Stated problem -
Output every entry exactly as written.

Data excerpts -
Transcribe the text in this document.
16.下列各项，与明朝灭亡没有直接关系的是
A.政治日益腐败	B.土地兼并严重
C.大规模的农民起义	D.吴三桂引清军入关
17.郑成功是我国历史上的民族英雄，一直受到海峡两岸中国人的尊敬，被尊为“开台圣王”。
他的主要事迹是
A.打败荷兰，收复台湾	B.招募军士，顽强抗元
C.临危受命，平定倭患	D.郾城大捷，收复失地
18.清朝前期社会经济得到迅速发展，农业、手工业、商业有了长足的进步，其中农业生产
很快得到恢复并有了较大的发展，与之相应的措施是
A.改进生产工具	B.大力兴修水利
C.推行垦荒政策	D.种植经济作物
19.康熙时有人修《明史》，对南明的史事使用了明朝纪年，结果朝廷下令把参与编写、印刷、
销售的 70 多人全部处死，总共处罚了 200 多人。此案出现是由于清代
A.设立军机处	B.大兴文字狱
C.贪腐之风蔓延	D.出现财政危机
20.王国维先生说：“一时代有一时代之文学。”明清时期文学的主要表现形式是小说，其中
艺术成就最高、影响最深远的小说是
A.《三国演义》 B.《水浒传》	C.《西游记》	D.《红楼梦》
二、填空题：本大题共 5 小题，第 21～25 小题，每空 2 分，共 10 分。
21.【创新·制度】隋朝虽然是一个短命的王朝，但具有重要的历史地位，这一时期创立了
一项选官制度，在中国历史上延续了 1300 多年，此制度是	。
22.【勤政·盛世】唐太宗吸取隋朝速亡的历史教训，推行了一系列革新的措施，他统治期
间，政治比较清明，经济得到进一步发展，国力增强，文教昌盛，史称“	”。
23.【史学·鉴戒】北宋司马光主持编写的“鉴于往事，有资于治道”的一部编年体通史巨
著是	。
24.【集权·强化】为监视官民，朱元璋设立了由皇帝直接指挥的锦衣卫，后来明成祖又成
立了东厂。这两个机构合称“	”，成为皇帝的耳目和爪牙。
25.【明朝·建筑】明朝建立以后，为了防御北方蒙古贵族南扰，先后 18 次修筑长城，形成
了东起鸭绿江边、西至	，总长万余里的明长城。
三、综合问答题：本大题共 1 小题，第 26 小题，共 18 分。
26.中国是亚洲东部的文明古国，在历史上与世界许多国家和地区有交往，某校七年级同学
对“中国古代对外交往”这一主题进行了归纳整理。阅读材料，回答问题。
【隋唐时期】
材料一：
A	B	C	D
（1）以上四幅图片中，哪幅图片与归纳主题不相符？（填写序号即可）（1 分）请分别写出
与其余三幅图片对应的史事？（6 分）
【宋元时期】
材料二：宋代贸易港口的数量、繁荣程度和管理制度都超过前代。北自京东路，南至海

Output of the task -
Transcribe the text in this document.
16.下列各项，与明朝灭亡没有直接关系的是
A.政治日益腐败	B.土地兼并严重
C.大规模的农民起义	D.吴三桂引清军入关
17.郑成功是我国历史上的民族英雄，一直受到海峡两岸中国人的尊敬，被尊为“开台圣王”。
他的主要事迹是
A.打败荷兰，收复台湾	B.招募军士，顽强抗元
C.临危受命，平定倭患	D.郾城大捷，收复失地
18.清朝前期社会经济得到迅速发展，农业、手工业、商业有了长足的进步，其中农业生产
很快得到恢复并有了较大的发展，与之相应的措施是
A.改进生产工具	B.大力兴修水利
C.推行垦荒政策	D.种植经济作物
19.康熙时有人修《明史》，对南明的史事使用了明朝纪年，结果朝廷下令把参与编写、印刷、
销售的 70 多人全部处死，总共处罚了 200 多人。此案出现是由于清代
A.设立军机处	B.大兴文字狱
C.贪腐之风蔓延	D.出现财政危机
20.王国维先生说：“一时代有一时代之文学。”明清时期文学的主要表现形式是小说，其中
艺术成就最高、影响最深远的小说是
A.《三国演义》 B.《水浒传》	C.《西游记》	D.《红楼梦》
二、填空题：本大题共 5 小题，第 21～25 小题，每空 2 分，共 10 分。
21.【创新·制度】隋朝虽然是一个短命的王朝，但具有重要的历史地位，这一时期创立了
一项选官制度，在中国历史上延续了 1300 多年，此制度是	。
22.【勤政·盛世】唐太宗吸取隋朝速亡的历史教训，推行了一系列革新的措施，他统治期
间，政治比较清明，经济得到进一步发展，国力增强，文教昌盛，史称“	”。
23.【史学·鉴戒】北宋司马光主持编写的“鉴于往事，有资于治道”的一部编年体通史巨
著是	。
24.【集权·强化】为监视官民，朱元璋设立了由皇帝直接指挥的锦衣卫，后来明成祖又成
立了东厂。这两个机构合称“	”，成为皇帝的耳目和爪牙。
25.【明朝·建筑】明朝建立以后，为了防御北方蒙古贵族南扰，先后 18 次修筑长城，形成
了东起鸭绿江边、西至	，总长万余里的明长城。
三、综合问答题：本大题共 1 小题，第 26 小题，共 18 分。
26.中国是亚洲东部的文明古国，在历史上与世界许多国家和地区有交往，某校七年级同学
对“中国古代对外交往”这一主题进行了归纳整理。阅读材料，回答问题。
【隋唐时期】
材料一：
A	B	C	D
（1）以上四幅图片中，哪幅图片与归纳主题不相符？（填写序号即可）（1 分）请分别写出
与其余三幅图片对应的史事？（6 分）
【宋元时期】
材料二：宋代贸易港口的数量、繁荣程度和管理制度都超过前代。北自京东路，南至海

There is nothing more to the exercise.